Task requirements: In the material below, find each line holding the string "Table" and copy it.

Items listed in a dataset
----
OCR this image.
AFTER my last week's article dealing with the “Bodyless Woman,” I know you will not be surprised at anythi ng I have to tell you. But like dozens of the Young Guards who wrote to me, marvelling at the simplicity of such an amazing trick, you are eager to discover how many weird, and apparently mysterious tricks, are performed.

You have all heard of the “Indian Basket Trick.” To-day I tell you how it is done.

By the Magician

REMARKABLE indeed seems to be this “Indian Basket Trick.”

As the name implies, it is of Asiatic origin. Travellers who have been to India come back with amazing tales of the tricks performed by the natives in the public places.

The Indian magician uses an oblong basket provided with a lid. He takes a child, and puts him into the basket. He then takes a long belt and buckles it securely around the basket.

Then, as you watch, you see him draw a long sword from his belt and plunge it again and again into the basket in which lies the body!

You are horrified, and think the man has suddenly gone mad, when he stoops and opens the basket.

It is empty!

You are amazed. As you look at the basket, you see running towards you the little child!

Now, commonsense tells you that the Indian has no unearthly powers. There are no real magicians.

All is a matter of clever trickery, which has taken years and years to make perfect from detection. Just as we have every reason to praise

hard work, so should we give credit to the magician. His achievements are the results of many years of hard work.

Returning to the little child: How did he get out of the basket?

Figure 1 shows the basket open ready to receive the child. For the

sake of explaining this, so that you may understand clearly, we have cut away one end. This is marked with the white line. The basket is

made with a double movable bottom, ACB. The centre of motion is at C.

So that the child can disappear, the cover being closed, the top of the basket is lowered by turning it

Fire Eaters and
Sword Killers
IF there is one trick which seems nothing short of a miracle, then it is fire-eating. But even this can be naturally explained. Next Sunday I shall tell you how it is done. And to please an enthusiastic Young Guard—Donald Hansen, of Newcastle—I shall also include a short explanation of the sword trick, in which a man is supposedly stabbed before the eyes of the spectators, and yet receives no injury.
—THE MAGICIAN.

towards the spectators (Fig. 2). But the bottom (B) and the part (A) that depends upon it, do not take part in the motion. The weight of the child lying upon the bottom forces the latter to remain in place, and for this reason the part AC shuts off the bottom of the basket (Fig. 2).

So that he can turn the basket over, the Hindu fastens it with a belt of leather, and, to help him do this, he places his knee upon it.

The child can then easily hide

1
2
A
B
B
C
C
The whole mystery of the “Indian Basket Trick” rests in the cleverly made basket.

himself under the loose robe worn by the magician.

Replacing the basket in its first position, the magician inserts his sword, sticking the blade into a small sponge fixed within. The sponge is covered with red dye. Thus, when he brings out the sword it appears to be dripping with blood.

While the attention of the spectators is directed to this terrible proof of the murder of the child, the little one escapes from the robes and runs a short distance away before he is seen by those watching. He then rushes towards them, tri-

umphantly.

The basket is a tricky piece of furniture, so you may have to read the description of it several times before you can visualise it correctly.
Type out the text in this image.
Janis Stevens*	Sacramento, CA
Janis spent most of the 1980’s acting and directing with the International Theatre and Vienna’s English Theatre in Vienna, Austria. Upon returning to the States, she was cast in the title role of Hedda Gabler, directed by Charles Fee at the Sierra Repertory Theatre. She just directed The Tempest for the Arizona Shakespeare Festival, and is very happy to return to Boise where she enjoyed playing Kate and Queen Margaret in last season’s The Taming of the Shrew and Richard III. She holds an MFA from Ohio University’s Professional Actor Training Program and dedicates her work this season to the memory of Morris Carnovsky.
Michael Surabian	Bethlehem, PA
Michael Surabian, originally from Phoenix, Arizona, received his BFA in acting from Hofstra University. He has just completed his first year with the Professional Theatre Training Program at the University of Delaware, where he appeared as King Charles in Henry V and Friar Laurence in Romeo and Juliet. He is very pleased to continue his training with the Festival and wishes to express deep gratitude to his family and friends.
----
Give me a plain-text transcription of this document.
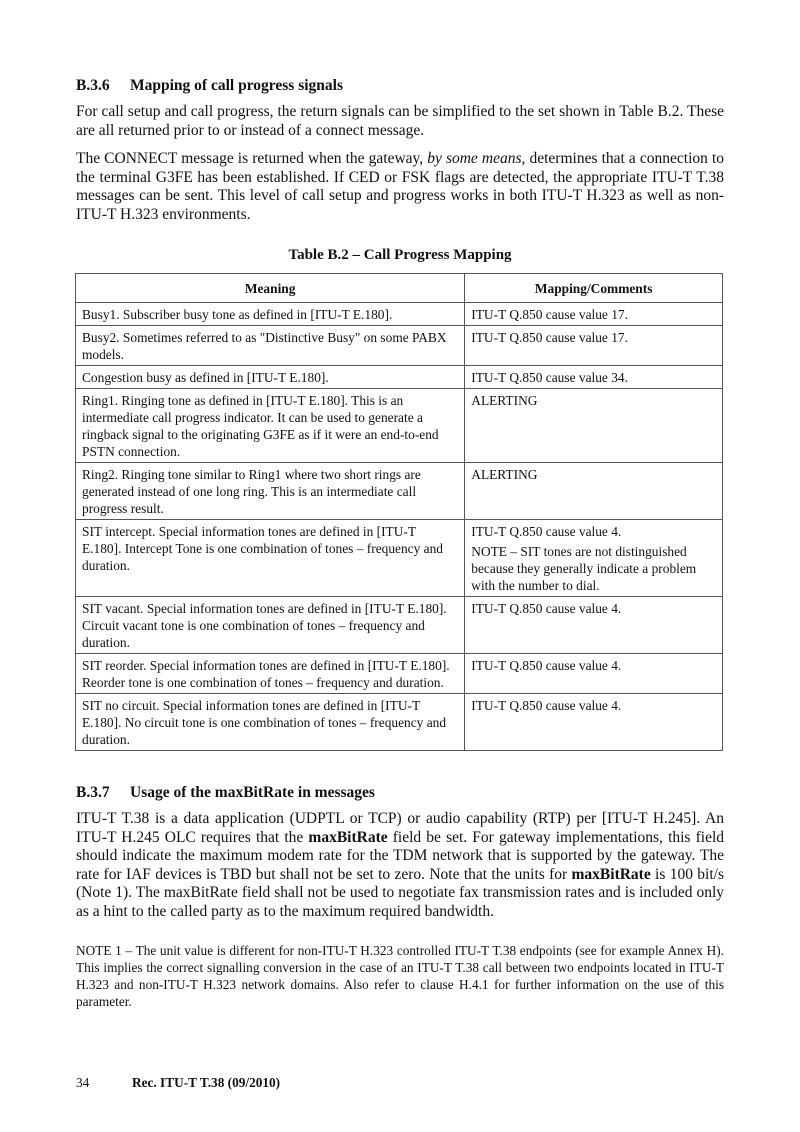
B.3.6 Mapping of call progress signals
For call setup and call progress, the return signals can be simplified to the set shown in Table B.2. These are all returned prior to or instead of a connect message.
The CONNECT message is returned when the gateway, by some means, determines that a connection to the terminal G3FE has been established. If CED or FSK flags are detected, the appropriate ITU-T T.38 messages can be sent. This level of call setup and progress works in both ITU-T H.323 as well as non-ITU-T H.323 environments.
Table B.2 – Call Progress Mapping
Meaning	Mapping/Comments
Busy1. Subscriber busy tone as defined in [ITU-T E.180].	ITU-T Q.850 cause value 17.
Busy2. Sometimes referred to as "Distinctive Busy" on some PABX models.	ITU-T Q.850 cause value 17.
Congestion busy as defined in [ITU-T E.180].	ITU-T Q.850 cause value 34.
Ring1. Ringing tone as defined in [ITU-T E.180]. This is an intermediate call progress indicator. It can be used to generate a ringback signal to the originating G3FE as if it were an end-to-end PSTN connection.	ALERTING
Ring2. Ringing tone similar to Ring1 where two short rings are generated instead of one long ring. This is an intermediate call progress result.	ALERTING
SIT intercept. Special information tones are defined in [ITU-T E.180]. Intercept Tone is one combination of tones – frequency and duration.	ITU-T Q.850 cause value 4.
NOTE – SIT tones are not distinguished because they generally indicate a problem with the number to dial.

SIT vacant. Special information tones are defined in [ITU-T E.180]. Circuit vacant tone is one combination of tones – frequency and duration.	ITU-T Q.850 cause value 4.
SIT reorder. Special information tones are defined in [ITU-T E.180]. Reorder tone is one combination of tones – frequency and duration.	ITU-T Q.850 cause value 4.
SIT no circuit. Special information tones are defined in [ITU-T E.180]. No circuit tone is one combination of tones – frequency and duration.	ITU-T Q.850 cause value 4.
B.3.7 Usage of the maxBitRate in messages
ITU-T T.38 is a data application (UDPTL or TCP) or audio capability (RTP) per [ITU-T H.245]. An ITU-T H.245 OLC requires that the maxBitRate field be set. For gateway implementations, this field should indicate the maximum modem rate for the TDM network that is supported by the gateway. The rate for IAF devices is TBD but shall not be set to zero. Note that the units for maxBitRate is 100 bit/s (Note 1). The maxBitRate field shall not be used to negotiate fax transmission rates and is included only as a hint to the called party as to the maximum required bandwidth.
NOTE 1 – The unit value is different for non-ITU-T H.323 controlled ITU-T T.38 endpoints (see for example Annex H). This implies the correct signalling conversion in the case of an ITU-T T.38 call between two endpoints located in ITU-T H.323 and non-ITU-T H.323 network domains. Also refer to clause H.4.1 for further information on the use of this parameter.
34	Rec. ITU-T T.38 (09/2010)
----
Reply:
For call setup and call progress, the return signals can be simplified to the set shown in Table B.2. These are all returned prior to or instead of a connect message.
Table B.2 – Call Progress Mapping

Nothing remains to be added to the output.